**EXERCISE BRIEF:** Copy the entries word for word, from the start of the entries through the line containing "Localize each UI". Leave out the pictures.

Data records:
┄┄┄┄┄┄┄┄┄┄

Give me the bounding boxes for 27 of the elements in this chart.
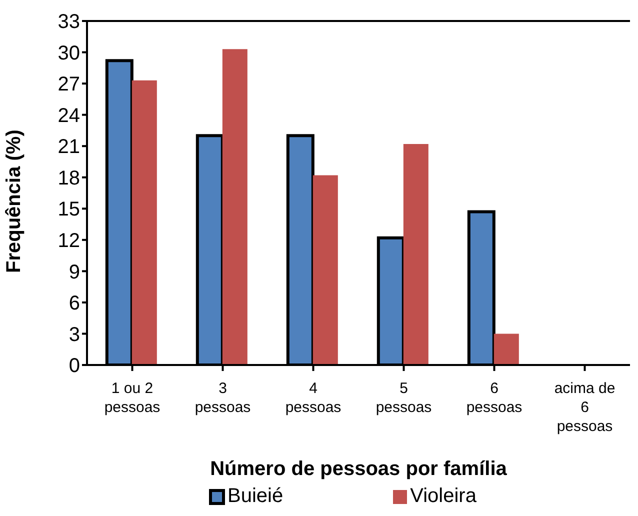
y-tick-label: 0 — [68, 355, 80, 378]
x-tick-label: 4 pessoas — [285, 380, 342, 416]
x-tick-label: 3 pessoas — [194, 380, 251, 416]
y-tick-label: 24 — [58, 104, 80, 127]
bar — [132, 80, 157, 365]
bar — [222, 49, 248, 365]
x-tick-label: acima de 6 pessoas — [554, 380, 616, 435]
y-tick-label: 3 — [68, 324, 80, 346]
bar — [403, 144, 428, 365]
bar — [494, 334, 519, 365]
y-tick-label: 18 — [58, 167, 80, 190]
y-tick-label: 30 — [58, 42, 80, 64]
x-axis-title: Número de pessoas por família — [210, 458, 508, 480]
legend-label: Violeira — [409, 485, 476, 508]
x-tick-label: 6 pessoas — [466, 380, 522, 416]
x-tick-label: 1 ou 2 pessoas — [104, 380, 160, 416]
legend-label: Buieié — [226, 485, 284, 508]
y-tick-label: 15 — [58, 198, 80, 221]
y-tick-label: 9 — [68, 261, 80, 284]
bar — [312, 175, 338, 365]
y-tick-label: 33 — [58, 11, 80, 34]
y-tick-label: 27 — [58, 74, 80, 96]
y-tick-label: 12 — [58, 230, 80, 252]
x-tick-label: 5 pessoas — [376, 380, 432, 416]
y-axis-title: Frequência (%) — [3, 130, 26, 273]
y-tick-label: 6 — [68, 292, 80, 315]
y-tick-label: 21 — [58, 136, 80, 158]
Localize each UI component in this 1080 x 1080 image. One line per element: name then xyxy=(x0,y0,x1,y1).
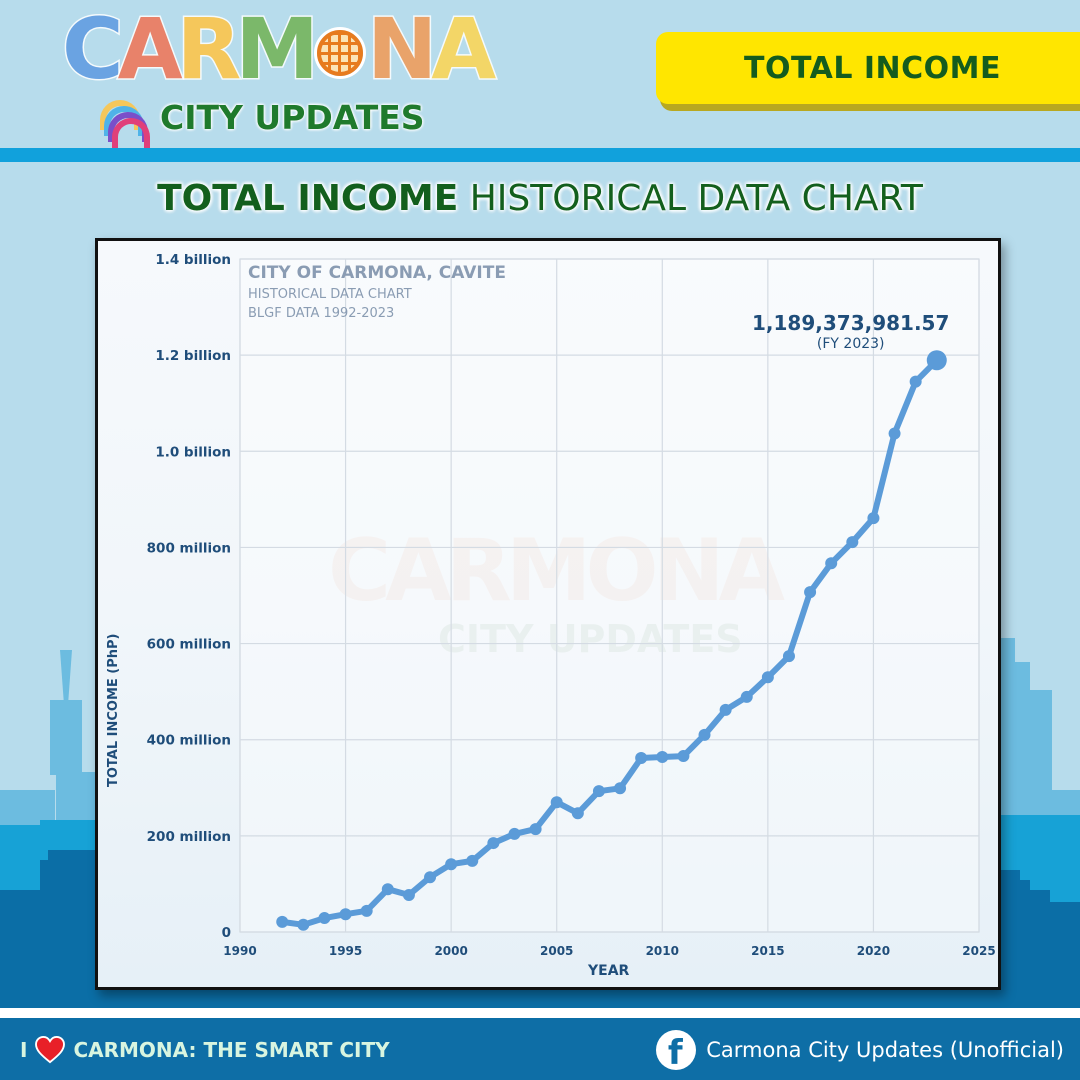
data-point xyxy=(888,427,901,440)
y-tick-label: 200 million xyxy=(147,829,231,845)
y-axis-title: TOTAL INCOME (PhP) xyxy=(106,633,121,788)
logo-letter: M xyxy=(234,0,321,98)
y-tick-label: 1.2 billion xyxy=(155,348,231,364)
footer-divider xyxy=(0,1008,1080,1018)
data-point xyxy=(381,883,394,896)
annotation-subtitle: HISTORICAL DATA CHART xyxy=(248,287,412,302)
data-point xyxy=(318,912,331,925)
data-point xyxy=(804,586,817,599)
y-tick-label: 800 million xyxy=(147,540,231,556)
logo-letter: A xyxy=(430,0,498,98)
logo-subtitle-row: CITY UPDATES xyxy=(98,98,425,148)
facebook-icon: f xyxy=(656,1030,697,1070)
data-point xyxy=(508,827,521,840)
data-point xyxy=(466,854,479,867)
data-point xyxy=(698,728,711,741)
data-point xyxy=(656,751,669,764)
data-point xyxy=(867,512,880,525)
data-point xyxy=(761,671,774,684)
annotation-city: CITY OF CARMONA, CAVITE xyxy=(248,263,506,283)
page-title: TOTAL INCOME HISTORICAL DATA CHART xyxy=(0,178,1080,219)
logo-letter: C xyxy=(61,0,126,98)
data-point xyxy=(592,785,605,798)
data-point xyxy=(360,904,373,917)
logo-letter: N xyxy=(365,0,438,98)
data-point xyxy=(297,918,310,931)
data-point xyxy=(719,703,732,716)
callout-value: 1,189,373,981.57 xyxy=(752,311,950,335)
data-point xyxy=(846,536,859,549)
data-point xyxy=(424,871,437,884)
x-tick-label: 2010 xyxy=(646,944,679,958)
page-title-rest: HISTORICAL DATA CHART xyxy=(458,178,923,219)
facebook-page-name: Carmona City Updates (Unofficial) xyxy=(706,1038,1064,1062)
y-tick-label: 400 million xyxy=(147,733,231,749)
x-tick-label: 1995 xyxy=(329,944,362,958)
slogan-text: CARMONA: THE SMART CITY xyxy=(73,1038,390,1062)
footer: I CARMONA: THE SMART CITY f Carmona City… xyxy=(0,1020,1080,1080)
data-point xyxy=(571,807,584,820)
topic-badge: TOTAL INCOME xyxy=(656,32,1080,104)
heart-icon xyxy=(35,1036,66,1064)
x-tick-label: 2000 xyxy=(434,944,467,958)
data-point xyxy=(529,823,542,836)
annotation-source: BLGF DATA 1992-2023 xyxy=(248,306,395,321)
data-point xyxy=(614,782,627,795)
page-title-bold: TOTAL INCOME xyxy=(157,178,459,219)
data-point xyxy=(487,837,500,850)
topic-badge-label: TOTAL INCOME xyxy=(744,50,1002,86)
y-tick-label: 0 xyxy=(222,925,231,941)
x-tick-label: 2020 xyxy=(857,944,890,958)
data-point xyxy=(825,557,838,570)
logo-letter: R xyxy=(175,0,243,98)
data-point xyxy=(402,888,415,901)
footer-slogan: I CARMONA: THE SMART CITY xyxy=(20,1036,390,1064)
data-point xyxy=(445,858,458,871)
facebook-page-link[interactable]: f Carmona City Updates (Unofficial) xyxy=(656,1030,1064,1070)
chart-annotation: CITY OF CARMONA, CAVITE HISTORICAL DATA … xyxy=(248,263,506,321)
y-tick-label: 600 million xyxy=(147,637,231,653)
y-tick-label: 1.4 billion xyxy=(155,252,231,268)
y-tick-label: 1.0 billion xyxy=(155,444,231,460)
x-tick-label: 2015 xyxy=(751,944,784,958)
data-point xyxy=(782,650,795,663)
x-tick-label: 2025 xyxy=(962,944,995,958)
logo-letter: A xyxy=(116,0,184,98)
header-divider xyxy=(0,148,1080,162)
callout-year: (FY 2023) xyxy=(816,336,885,352)
data-point xyxy=(276,915,289,928)
line-chart: 0 200 million 400 million 600 million 800 mi… xyxy=(147,252,996,958)
data-point xyxy=(339,908,352,921)
globe-icon xyxy=(316,30,363,76)
x-tick-label: 1990 xyxy=(223,944,256,958)
data-point xyxy=(740,690,753,703)
x-axis-title: YEAR xyxy=(588,963,630,979)
logo-subtitle: CITY UPDATES xyxy=(160,98,425,137)
x-tick-label: 2005 xyxy=(540,944,573,958)
data-point xyxy=(550,796,563,809)
data-point xyxy=(635,751,648,764)
data-point xyxy=(909,375,922,388)
latest-data-point xyxy=(926,350,947,371)
rainbow-icon xyxy=(98,99,150,148)
latest-value-callout: 1,189,373,981.57 (FY 2023) xyxy=(752,311,949,352)
slogan-prefix: I xyxy=(20,1038,28,1062)
data-point xyxy=(677,750,690,763)
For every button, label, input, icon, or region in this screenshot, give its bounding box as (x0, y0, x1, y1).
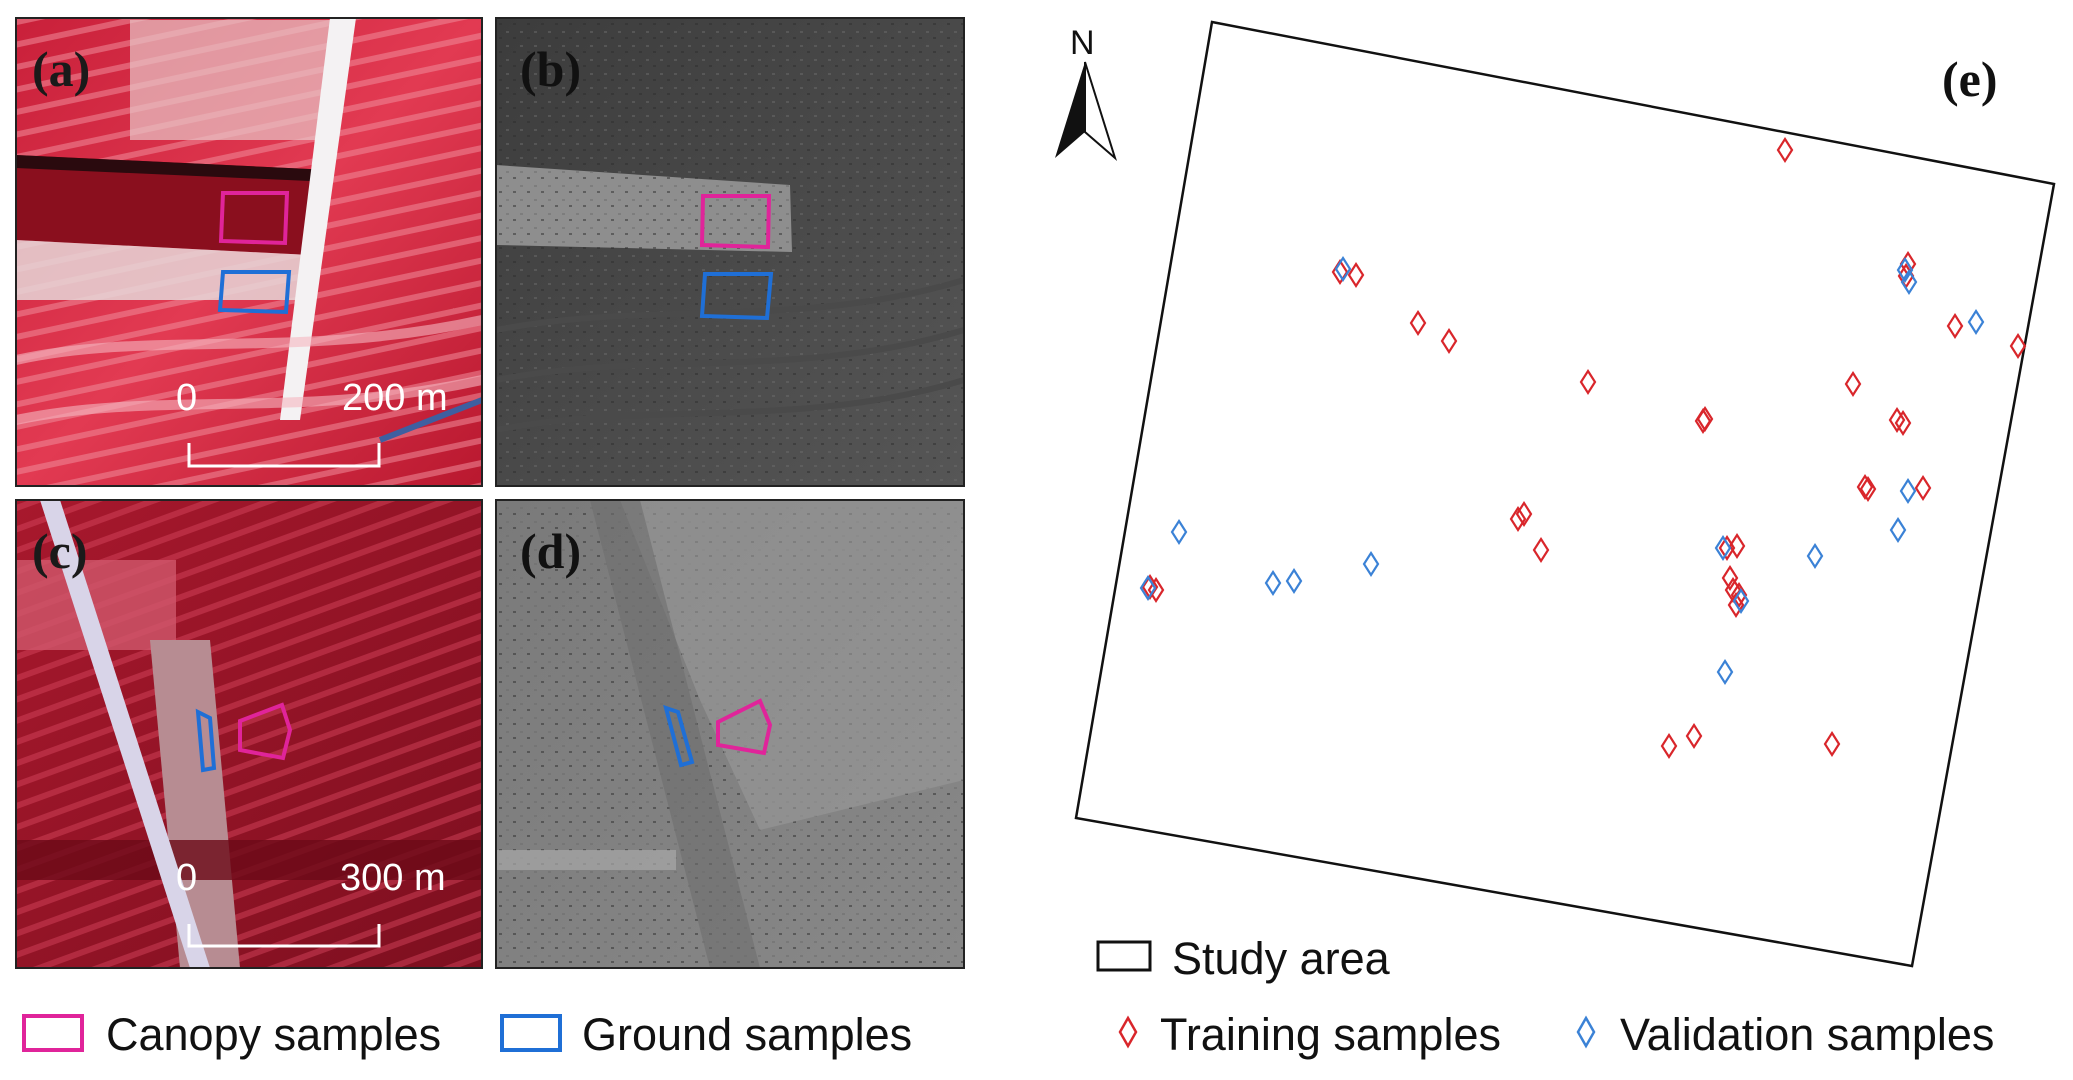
canopy-sample-d (716, 698, 773, 756)
training-sample-marker (1728, 532, 1746, 560)
legend-study-area-label: Study area (1172, 933, 1391, 984)
training-sample-marker (1823, 730, 1841, 758)
panel-b (496, 18, 964, 486)
validation-sample-marker (1170, 518, 1188, 546)
panel-d (496, 500, 964, 968)
training-sample-marker (1685, 722, 1703, 750)
training-sample-marker (1579, 368, 1597, 396)
training-sample-marker (1721, 564, 1739, 592)
panel-b-label: (b) (520, 41, 581, 97)
north-label: N (1070, 24, 1095, 62)
validation-sample-marker (1139, 574, 1157, 602)
panel-d-frame (495, 499, 965, 969)
legend-left: Canopy samples Ground samples (22, 1009, 912, 1060)
training-sample-marker (1914, 474, 1932, 502)
north-arrow: N (1055, 24, 1118, 162)
training-sample-marker (1532, 536, 1550, 564)
validation-sample-marker (1732, 587, 1750, 615)
ground-sample-c (195, 708, 217, 773)
legend-training-marker (1118, 1015, 1138, 1049)
training-sample-marker (1844, 370, 1862, 398)
training-sample-marker (1440, 327, 1458, 355)
canopy-sample-c (238, 702, 293, 761)
scale-end-c: 300 m (340, 857, 446, 899)
canopy-sample-a (218, 191, 290, 246)
training-sample-marker (1347, 261, 1365, 289)
validation-sample-marker (1900, 268, 1918, 296)
training-sample-marker (1859, 475, 1877, 503)
sample-points (1139, 136, 2027, 760)
training-sample-marker (1147, 576, 1165, 604)
panel-c (16, 500, 482, 968)
panel-c-label: (c) (32, 523, 88, 579)
training-sample-marker (1856, 473, 1874, 501)
scale-bar-c: 0 300 m (176, 857, 446, 948)
ground-sample-b (699, 272, 774, 321)
panel-c-frame (15, 499, 483, 969)
legend-canopy-label: Canopy samples (106, 1009, 441, 1060)
study-area-boundary (1074, 20, 2056, 968)
scale-start-a: 0 (176, 377, 197, 419)
canopy-sample-b (699, 194, 772, 250)
validation-sample-marker (1714, 534, 1732, 562)
legend-validation-label: Validation samples (1620, 1009, 1994, 1060)
validation-sample-marker (1896, 256, 1914, 284)
training-sample-marker (1946, 312, 1964, 340)
legend-training-label: Training samples (1160, 1009, 1501, 1060)
training-sample-marker (1660, 732, 1678, 760)
validation-sample-marker (1716, 658, 1734, 686)
training-sample-marker (1696, 405, 1714, 433)
training-sample-marker (2009, 332, 2027, 360)
validation-sample-marker (1264, 569, 1282, 597)
training-sample-marker (1730, 581, 1748, 609)
legend-ground-label: Ground samples (582, 1009, 912, 1060)
panel-a-label: (a) (32, 41, 90, 97)
scale-start-c: 0 (176, 857, 197, 899)
training-sample-marker (1888, 406, 1906, 434)
training-sample-marker (1727, 591, 1745, 619)
training-sample-marker (1141, 573, 1159, 601)
ground-sample-d (663, 704, 695, 768)
legend-study-area-swatch (1096, 940, 1152, 972)
validation-sample-marker (1362, 550, 1380, 578)
validation-sample-marker (1285, 567, 1303, 595)
panel-b-frame (495, 17, 965, 487)
training-sample-marker (1409, 309, 1427, 337)
training-sample-marker (1515, 500, 1533, 528)
validation-sample-marker (1967, 308, 1985, 336)
legend-right: Study area Training samples Validation s… (1096, 933, 1994, 1060)
training-sample-marker (1894, 409, 1912, 437)
legend-ground-swatch (500, 1014, 562, 1052)
validation-sample-marker (1334, 255, 1352, 283)
ground-sample-a (217, 270, 292, 315)
legend-validation-marker (1576, 1015, 1596, 1049)
training-sample-marker (1776, 136, 1794, 164)
panel-a-frame (15, 17, 483, 487)
training-sample-marker (1509, 505, 1527, 533)
panel-a (16, 18, 482, 486)
validation-sample-marker (1889, 516, 1907, 544)
validation-sample-marker (1899, 477, 1917, 505)
legend-canopy-swatch (22, 1014, 84, 1052)
panel-e-label: (e) (1942, 51, 1998, 107)
panel-d-label: (d) (520, 523, 581, 579)
scale-end-a: 200 m (342, 377, 448, 419)
scale-bar-a: 0 200 m (176, 377, 448, 468)
validation-sample-marker (1806, 542, 1824, 570)
panel-e: (e) N (1055, 20, 2056, 968)
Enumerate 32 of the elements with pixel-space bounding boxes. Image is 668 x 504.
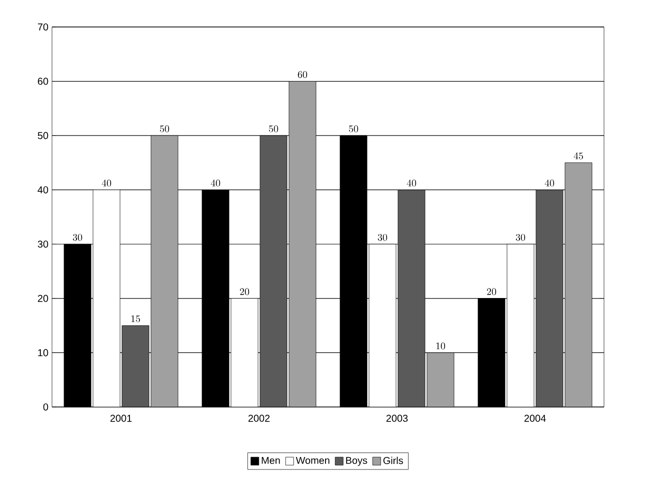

┄┄┄┄┄┄┄┄┄┄

**FULL RESPONSE:**
Give me the bounding boxes for 27 of the elements in this chart.
y-tick-label: 0 — [68, 355, 80, 378]
x-tick-label: 4 pessoas — [285, 380, 342, 416]
x-tick-label: 3 pessoas — [194, 380, 251, 416]
y-tick-label: 24 — [58, 104, 80, 127]
bar — [132, 80, 157, 365]
bar — [222, 49, 248, 365]
x-tick-label: acima de 6 pessoas — [554, 380, 616, 435]
y-tick-label: 3 — [68, 324, 80, 346]
bar — [403, 144, 428, 365]
bar — [494, 334, 519, 365]
y-tick-label: 18 — [58, 167, 80, 190]
y-tick-label: 30 — [58, 42, 80, 64]
x-axis-title: Número de pessoas por família — [210, 458, 508, 480]
legend-label: Violeira — [409, 485, 476, 508]
x-tick-label: 6 pessoas — [466, 380, 522, 416]
x-tick-label: 1 ou 2 pessoas — [104, 380, 160, 416]
legend-label: Buieié — [226, 485, 284, 508]
y-tick-label: 15 — [58, 198, 80, 221]
y-tick-label: 9 — [68, 261, 80, 284]
bar — [312, 175, 338, 365]
y-tick-label: 33 — [58, 11, 80, 34]
y-tick-label: 27 — [58, 74, 80, 96]
y-tick-label: 12 — [58, 230, 80, 252]
x-tick-label: 5 pessoas — [376, 380, 432, 416]
y-axis-title: Frequência (%) — [3, 130, 26, 273]
y-tick-label: 6 — [68, 292, 80, 315]
y-tick-label: 21 — [58, 136, 80, 158]
Localize each UI component in this 1080 x 1080 image. One line per element: name then xyxy=(x0,y0,x1,y1).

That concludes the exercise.